Stored data:

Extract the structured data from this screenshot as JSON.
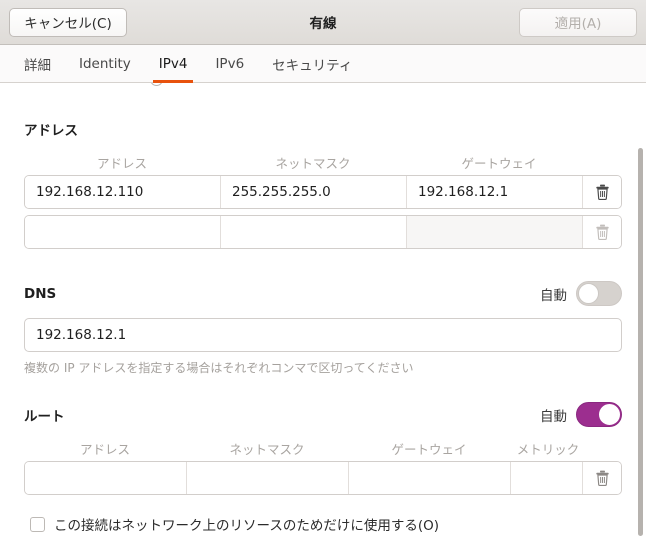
{
  "window": {
    "title": "有線",
    "cancel_label": "キャンセル(C)",
    "apply_label": "適用(A)"
  },
  "tabs": [
    {
      "label": "詳細",
      "active": false
    },
    {
      "label": "Identity",
      "active": false
    },
    {
      "label": "IPv4",
      "active": true
    },
    {
      "label": "IPv6",
      "active": false
    },
    {
      "label": "セキュリティ",
      "active": false
    }
  ],
  "accent_color": "#e8520d",
  "toggle_on_color": "#9c2e8f",
  "addresses": {
    "title": "アドレス",
    "columns": [
      "アドレス",
      "ネットマスク",
      "ゲートウェイ"
    ],
    "rows": [
      {
        "address": "192.168.12.110",
        "netmask": "255.255.255.0",
        "gateway": "192.168.12.1",
        "delete_icon": "trash-icon",
        "delete_enabled": true
      },
      {
        "address": "",
        "netmask": "",
        "gateway": "",
        "delete_icon": "trash-icon",
        "delete_enabled": false
      }
    ]
  },
  "dns": {
    "title": "DNS",
    "auto_label": "自動",
    "auto_on": false,
    "value": "192.168.12.1",
    "hint": "複数の IP アドレスを指定する場合はそれぞれコンマで区切ってください"
  },
  "routes": {
    "title": "ルート",
    "auto_label": "自動",
    "auto_on": true,
    "columns": [
      "アドレス",
      "ネットマスク",
      "ゲートウェイ",
      "メトリック"
    ],
    "rows": [
      {
        "address": "",
        "netmask": "",
        "gateway": "",
        "metric": "",
        "delete_icon": "trash-icon",
        "delete_enabled": true
      }
    ]
  },
  "restrict": {
    "label": "この接続はネットワーク上のリソースのためだけに使用する(O)",
    "checked": false
  }
}
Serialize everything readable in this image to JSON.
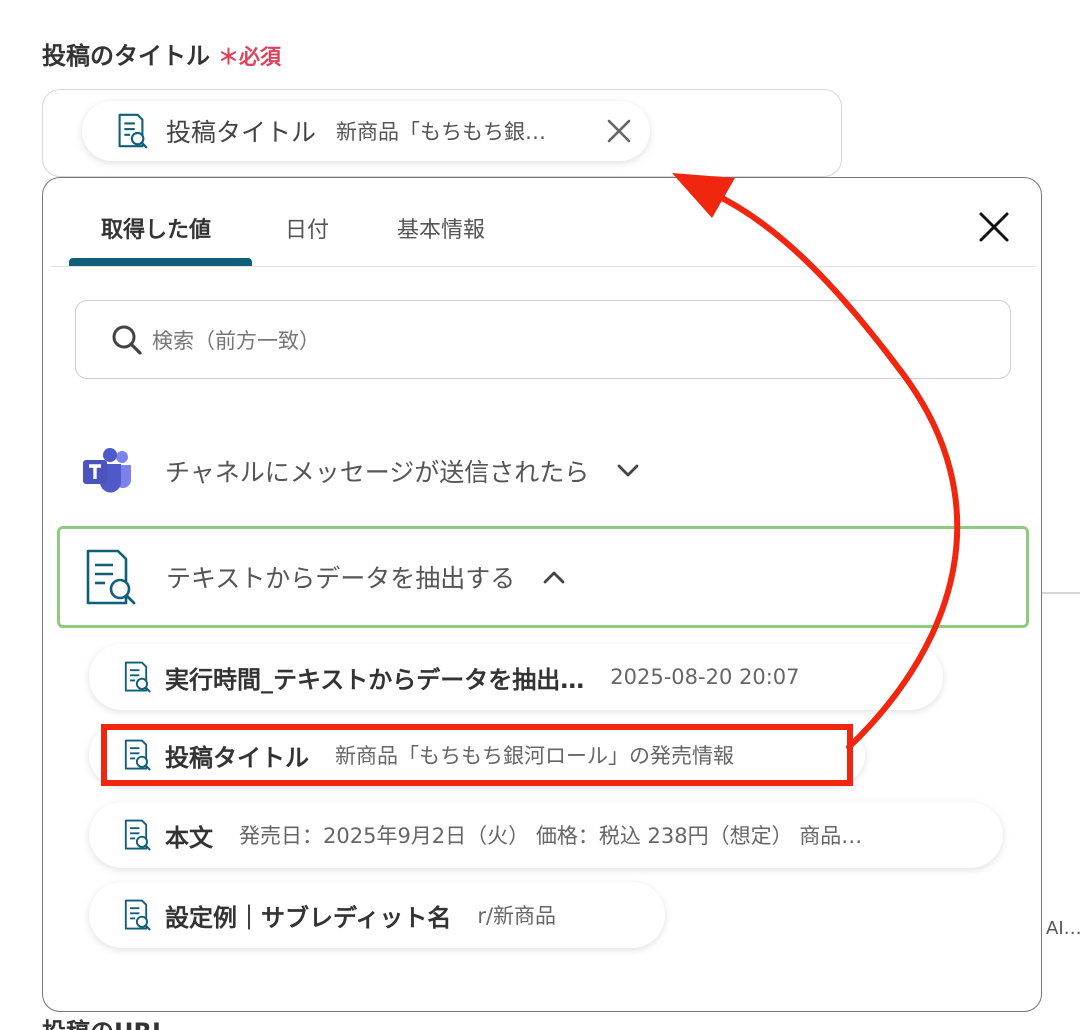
{
  "field": {
    "label": "投稿のタイトル",
    "required_mark": "＊必須",
    "chip_label": "投稿タイトル",
    "chip_value": "新商品「もちもち銀…"
  },
  "background": {
    "next_field_label": "投稿のURL",
    "side_text": "AI…"
  },
  "popup": {
    "tabs": [
      "取得した値",
      "日付",
      "基本情報"
    ],
    "active_tab": "取得した値",
    "search_placeholder": "検索（前方一致）",
    "groups": [
      {
        "label": "チャネルにメッセージが送信されたら",
        "icon": "microsoft-teams-icon",
        "expanded": false
      },
      {
        "label": "テキストからデータを抽出する",
        "icon": "document-search-icon",
        "expanded": true
      }
    ],
    "items": [
      {
        "label": "実行時間_テキストからデータを抽出…",
        "value": "2025-08-20 20:07"
      },
      {
        "label": "投稿タイトル",
        "value": "新商品「もちもち銀河ロール」の発売情報",
        "highlighted": true
      },
      {
        "label": "本文",
        "value": "発売日：2025年9月2日（火） 価格：税込 238円（想定） 商品…"
      },
      {
        "label": "設定例｜サブレディット名",
        "value": "r/新商品"
      }
    ]
  },
  "colors": {
    "brand_teal": "#0e5f77",
    "required_red": "#e0405a",
    "highlight_red": "#f0260f",
    "group_border_green": "#8fcb7f"
  }
}
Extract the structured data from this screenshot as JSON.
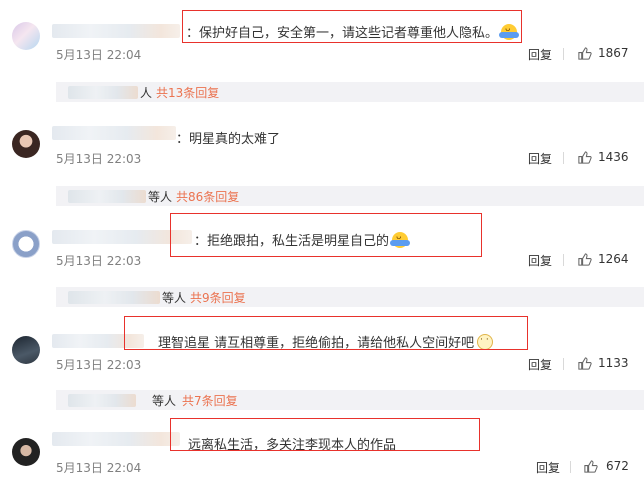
{
  "comments": [
    {
      "text": "：保护好自己，安全第一，请这些记者尊重他人隐私。",
      "emoji": "hug-emoji",
      "time": "5月13日 22:04",
      "reply_label": "回复",
      "likes": "1867",
      "sub": {
        "who": "人",
        "more": "共13条回复"
      }
    },
    {
      "text": "：明星真的太难了",
      "time": "5月13日 22:03",
      "reply_label": "回复",
      "likes": "1436",
      "sub": {
        "who": "等人",
        "more": "共86条回复"
      }
    },
    {
      "text": "：拒绝跟拍，私生活是明星自己的",
      "emoji": "hug-emoji",
      "time": "5月13日 22:03",
      "reply_label": "回复",
      "likes": "1264",
      "sub": {
        "who": "等人",
        "more": "共9条回复"
      }
    },
    {
      "text": "理智追星 请互相尊重，拒绝偷拍，请给他私人空间好吧",
      "emoji": "awkward-emoji",
      "time": "5月13日 22:03",
      "reply_label": "回复",
      "likes": "1133",
      "sub": {
        "who": "等人",
        "more": "共7条回复"
      }
    },
    {
      "text": "远离私生活，多关注李现本人的作品",
      "time": "5月13日 22:04",
      "reply_label": "回复",
      "likes": "672"
    }
  ],
  "colors": {
    "link": "#eb7350",
    "highlight_box": "#e8322c",
    "time": "#808080"
  },
  "icons": {
    "like": "thumbs-up-icon"
  }
}
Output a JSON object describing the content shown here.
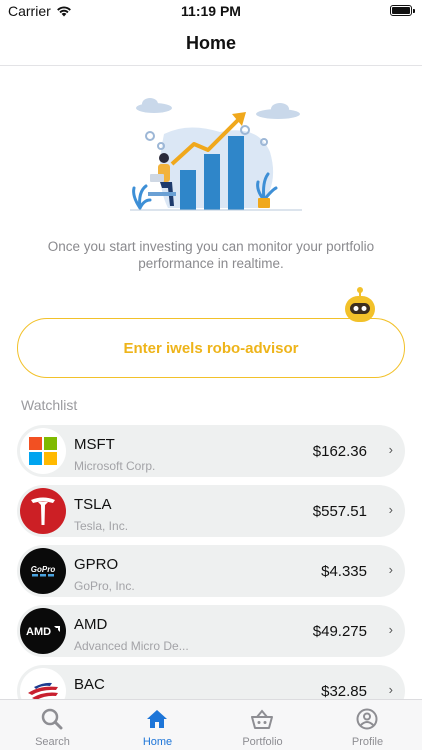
{
  "status_bar": {
    "carrier": "Carrier",
    "time": "11:19 PM"
  },
  "header": {
    "title": "Home"
  },
  "empty_state": {
    "text": "Once you start investing you can monitor your portfolio performance in realtime."
  },
  "robo_advisor": {
    "label": "Enter iwels robo-advisor",
    "accent": "#f2c12a"
  },
  "watchlist": {
    "label": "Watchlist",
    "items": [
      {
        "symbol": "MSFT",
        "name": "Microsoft Corp.",
        "price": "$162.36"
      },
      {
        "symbol": "TSLA",
        "name": "Tesla, Inc.",
        "price": "$557.51"
      },
      {
        "symbol": "GPRO",
        "name": "GoPro, Inc.",
        "price": "$4.335"
      },
      {
        "symbol": "AMD",
        "name": "Advanced Micro De...",
        "price": "$49.275"
      },
      {
        "symbol": "BAC",
        "name": "",
        "price": "$32.85"
      }
    ]
  },
  "tab_bar": {
    "active_color": "#1d75d8",
    "tabs": [
      {
        "label": "Search",
        "icon": "search-icon"
      },
      {
        "label": "Home",
        "icon": "home-icon"
      },
      {
        "label": "Portfolio",
        "icon": "basket-icon"
      },
      {
        "label": "Profile",
        "icon": "profile-icon"
      }
    ],
    "active_tab": "Home"
  }
}
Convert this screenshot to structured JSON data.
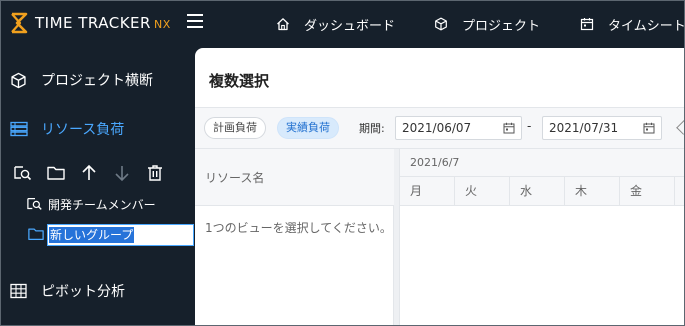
{
  "app": {
    "brand_text": "TIME TRACKER",
    "brand_suffix": "NX"
  },
  "topnav": {
    "items": [
      {
        "label": "ダッシュボード",
        "icon": "home-icon"
      },
      {
        "label": "プロジェクト",
        "icon": "cube-icon"
      },
      {
        "label": "タイムシート",
        "icon": "calendar-icon"
      }
    ]
  },
  "sidebar": {
    "items": [
      {
        "label": "プロジェクト横断",
        "icon": "cube-icon",
        "active": false
      },
      {
        "label": "リソース負荷",
        "icon": "resource-list-icon",
        "active": true
      },
      {
        "label": "ピボット分析",
        "icon": "table-grid-icon",
        "active": false
      }
    ],
    "tree": {
      "views": [
        {
          "label": "開発チームメンバー",
          "icon": "view-search-icon"
        }
      ],
      "editing_value": "新しいグループ"
    }
  },
  "main": {
    "title": "複数選択",
    "toolbar": {
      "chip_plan": "計画負荷",
      "chip_actual": "実績負荷",
      "period_label": "期間:",
      "date_from": "2021/06/07",
      "date_separator": "-",
      "date_to": "2021/07/31"
    },
    "resource_header": "リソース名",
    "empty_message": "1つのビューを選択してください。",
    "calendar": {
      "week_label": "2021/6/7",
      "days": [
        "月",
        "火",
        "水",
        "木",
        "金"
      ]
    }
  },
  "colors": {
    "background": "#16202b",
    "accent": "#4aa8ff",
    "brand_orange": "#f0a01e",
    "selection": "#2673d9"
  }
}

__GIVEN EXERCISE__: Take the listing above and print it exactly, apart from the pictures.

__COMPLETE ANSWER__:
Extract the structured data from this screenshot as JSON.
{
  "window": {
    "title": "有線",
    "cancel_label": "キャンセル(C)",
    "apply_label": "適用(A)"
  },
  "tabs": [
    {
      "label": "詳細",
      "active": false
    },
    {
      "label": "Identity",
      "active": false
    },
    {
      "label": "IPv4",
      "active": true
    },
    {
      "label": "IPv6",
      "active": false
    },
    {
      "label": "セキュリティ",
      "active": false
    }
  ],
  "accent_color": "#e8520d",
  "toggle_on_color": "#9c2e8f",
  "addresses": {
    "title": "アドレス",
    "columns": [
      "アドレス",
      "ネットマスク",
      "ゲートウェイ"
    ],
    "rows": [
      {
        "address": "192.168.12.110",
        "netmask": "255.255.255.0",
        "gateway": "192.168.12.1",
        "delete_icon": "trash-icon",
        "delete_enabled": true
      },
      {
        "address": "",
        "netmask": "",
        "gateway": "",
        "delete_icon": "trash-icon",
        "delete_enabled": false
      }
    ]
  },
  "dns": {
    "title": "DNS",
    "auto_label": "自動",
    "auto_on": false,
    "value": "192.168.12.1",
    "hint": "複数の IP アドレスを指定する場合はそれぞれコンマで区切ってください"
  },
  "routes": {
    "title": "ルート",
    "auto_label": "自動",
    "auto_on": true,
    "columns": [
      "アドレス",
      "ネットマスク",
      "ゲートウェイ",
      "メトリック"
    ],
    "rows": [
      {
        "address": "",
        "netmask": "",
        "gateway": "",
        "metric": "",
        "delete_icon": "trash-icon",
        "delete_enabled": true
      }
    ]
  },
  "restrict": {
    "label": "この接続はネットワーク上のリソースのためだけに使用する(O)",
    "checked": false
  }
}
Serialize everything readable in this image to JSON.
{
  "field": {
    "label": "投稿のタイトル",
    "required_mark": "＊必須",
    "chip_label": "投稿タイトル",
    "chip_value": "新商品「もちもち銀…"
  },
  "background": {
    "next_field_label": "投稿のURL",
    "side_text": "AI…"
  },
  "popup": {
    "tabs": [
      "取得した値",
      "日付",
      "基本情報"
    ],
    "active_tab": "取得した値",
    "search_placeholder": "検索（前方一致）",
    "groups": [
      {
        "label": "チャネルにメッセージが送信されたら",
        "icon": "microsoft-teams-icon",
        "expanded": false
      },
      {
        "label": "テキストからデータを抽出する",
        "icon": "document-search-icon",
        "expanded": true
      }
    ],
    "items": [
      {
        "label": "実行時間_テキストからデータを抽出…",
        "value": "2025-08-20 20:07"
      },
      {
        "label": "投稿タイトル",
        "value": "新商品「もちもち銀河ロール」の発売情報",
        "highlighted": true
      },
      {
        "label": "本文",
        "value": "発売日：2025年9月2日（火） 価格：税込 238円（想定） 商品…"
      },
      {
        "label": "設定例｜サブレディット名",
        "value": "r/新商品"
      }
    ]
  },
  "colors": {
    "brand_teal": "#0e5f77",
    "required_red": "#e0405a",
    "highlight_red": "#f0260f",
    "group_border_green": "#8fcb7f"
  }
}
Extract the structured data from this screenshot as JSON.
{
  "comments": [
    {
      "text": "：保护好自己，安全第一，请这些记者尊重他人隐私。",
      "emoji": "hug-emoji",
      "time": "5月13日 22:04",
      "reply_label": "回复",
      "likes": "1867",
      "sub": {
        "who": "人",
        "more": "共13条回复"
      }
    },
    {
      "text": "：明星真的太难了",
      "time": "5月13日 22:03",
      "reply_label": "回复",
      "likes": "1436",
      "sub": {
        "who": "等人",
        "more": "共86条回复"
      }
    },
    {
      "text": "：拒绝跟拍，私生活是明星自己的",
      "emoji": "hug-emoji",
      "time": "5月13日 22:03",
      "reply_label": "回复",
      "likes": "1264",
      "sub": {
        "who": "等人",
        "more": "共9条回复"
      }
    },
    {
      "text": "理智追星 请互相尊重，拒绝偷拍，请给他私人空间好吧",
      "emoji": "awkward-emoji",
      "time": "5月13日 22:03",
      "reply_label": "回复",
      "likes": "1133",
      "sub": {
        "who": "等人",
        "more": "共7条回复"
      }
    },
    {
      "text": "远离私生活，多关注李现本人的作品",
      "time": "5月13日 22:04",
      "reply_label": "回复",
      "likes": "672"
    }
  ],
  "colors": {
    "link": "#eb7350",
    "highlight_box": "#e8322c",
    "time": "#808080"
  },
  "icons": {
    "like": "thumbs-up-icon"
  }
}
Output a JSON object describing the content shown here.
{
  "status_bar": {
    "carrier": "Carrier",
    "time": "11:19 PM"
  },
  "header": {
    "title": "Home"
  },
  "empty_state": {
    "text": "Once you start investing you can monitor your portfolio performance in realtime."
  },
  "robo_advisor": {
    "label": "Enter iwels robo-advisor",
    "accent": "#f2c12a"
  },
  "watchlist": {
    "label": "Watchlist",
    "items": [
      {
        "symbol": "MSFT",
        "name": "Microsoft Corp.",
        "price": "$162.36"
      },
      {
        "symbol": "TSLA",
        "name": "Tesla, Inc.",
        "price": "$557.51"
      },
      {
        "symbol": "GPRO",
        "name": "GoPro, Inc.",
        "price": "$4.335"
      },
      {
        "symbol": "AMD",
        "name": "Advanced Micro De...",
        "price": "$49.275"
      },
      {
        "symbol": "BAC",
        "name": "",
        "price": "$32.85"
      }
    ]
  },
  "tab_bar": {
    "active_color": "#1d75d8",
    "tabs": [
      {
        "label": "Search",
        "icon": "search-icon"
      },
      {
        "label": "Home",
        "icon": "home-icon"
      },
      {
        "label": "Portfolio",
        "icon": "basket-icon"
      },
      {
        "label": "Profile",
        "icon": "profile-icon"
      }
    ],
    "active_tab": "Home"
  }
}
Convert this screenshot to structured JSON data.
{
  "app": {
    "brand_text": "TIME TRACKER",
    "brand_suffix": "NX"
  },
  "topnav": {
    "items": [
      {
        "label": "ダッシュボード",
        "icon": "home-icon"
      },
      {
        "label": "プロジェクト",
        "icon": "cube-icon"
      },
      {
        "label": "タイムシート",
        "icon": "calendar-icon"
      }
    ]
  },
  "sidebar": {
    "items": [
      {
        "label": "プロジェクト横断",
        "icon": "cube-icon",
        "active": false
      },
      {
        "label": "リソース負荷",
        "icon": "resource-list-icon",
        "active": true
      },
      {
        "label": "ピボット分析",
        "icon": "table-grid-icon",
        "active": false
      }
    ],
    "tree": {
      "views": [
        {
          "label": "開発チームメンバー",
          "icon": "view-search-icon"
        }
      ],
      "editing_value": "新しいグループ"
    }
  },
  "main": {
    "title": "複数選択",
    "toolbar": {
      "chip_plan": "計画負荷",
      "chip_actual": "実績負荷",
      "period_label": "期間:",
      "date_from": "2021/06/07",
      "date_separator": "-",
      "date_to": "2021/07/31"
    },
    "resource_header": "リソース名",
    "empty_message": "1つのビューを選択してください。",
    "calendar": {
      "week_label": "2021/6/7",
      "days": [
        "月",
        "火",
        "水",
        "木",
        "金"
      ]
    }
  },
  "colors": {
    "background": "#16202b",
    "accent": "#4aa8ff",
    "brand_orange": "#f0a01e",
    "selection": "#2673d9"
  }
}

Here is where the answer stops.